* start INPUT *

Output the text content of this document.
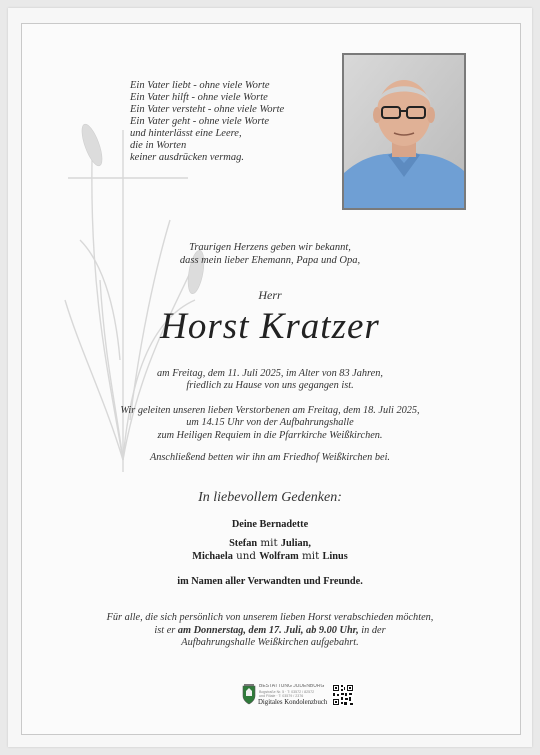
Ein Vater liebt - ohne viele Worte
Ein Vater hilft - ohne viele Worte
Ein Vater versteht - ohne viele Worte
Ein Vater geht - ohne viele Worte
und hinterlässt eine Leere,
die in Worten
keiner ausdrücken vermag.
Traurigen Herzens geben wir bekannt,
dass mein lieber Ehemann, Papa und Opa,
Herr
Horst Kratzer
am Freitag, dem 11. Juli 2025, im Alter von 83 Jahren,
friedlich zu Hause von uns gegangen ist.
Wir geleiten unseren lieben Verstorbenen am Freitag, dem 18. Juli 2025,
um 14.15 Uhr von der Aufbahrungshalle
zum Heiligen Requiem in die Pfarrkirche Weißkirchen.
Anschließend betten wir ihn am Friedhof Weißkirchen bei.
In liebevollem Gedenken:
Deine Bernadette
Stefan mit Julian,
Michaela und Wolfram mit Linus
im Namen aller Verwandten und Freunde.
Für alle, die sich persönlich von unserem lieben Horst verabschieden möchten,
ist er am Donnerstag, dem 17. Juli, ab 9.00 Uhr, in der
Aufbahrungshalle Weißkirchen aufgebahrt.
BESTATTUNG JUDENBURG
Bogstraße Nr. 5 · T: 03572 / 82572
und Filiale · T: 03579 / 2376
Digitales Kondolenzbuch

* end INPUT *

= GIVEN INSTRUCTION =
All records should be output exactly, with the pictures left out.

= WRITTEN RESPONSE =
Output the text content of this document.
Ein Vater liebt - ohne viele Worte
Ein Vater hilft - ohne viele Worte
Ein Vater versteht - ohne viele Worte
Ein Vater geht - ohne viele Worte
und hinterlässt eine Leere,
die in Worten
keiner ausdrücken vermag.
Traurigen Herzens geben wir bekannt,
dass mein lieber Ehemann, Papa und Opa,
Herr
Horst Kratzer
am Freitag, dem 11. Juli 2025, im Alter von 83 Jahren,
friedlich zu Hause von uns gegangen ist.
Wir geleiten unseren lieben Verstorbenen am Freitag, dem 18. Juli 2025,
um 14.15 Uhr von der Aufbahrungshalle
zum Heiligen Requiem in die Pfarrkirche Weißkirchen.
Anschließend betten wir ihn am Friedhof Weißkirchen bei.
In liebevollem Gedenken:
Deine Bernadette
Stefan mit Julian,
Michaela und Wolfram mit Linus
im Namen aller Verwandten und Freunde.
Für alle, die sich persönlich von unserem lieben Horst verabschieden möchten,
ist er am Donnerstag, dem 17. Juli, ab 9.00 Uhr, in der
Aufbahrungshalle Weißkirchen aufgebahrt.
BESTATTUNG JUDENBURG
Bogstraße Nr. 5 · T: 03572 / 82572
und Filiale · T: 03579 / 2376
Digitales Kondolenzbuch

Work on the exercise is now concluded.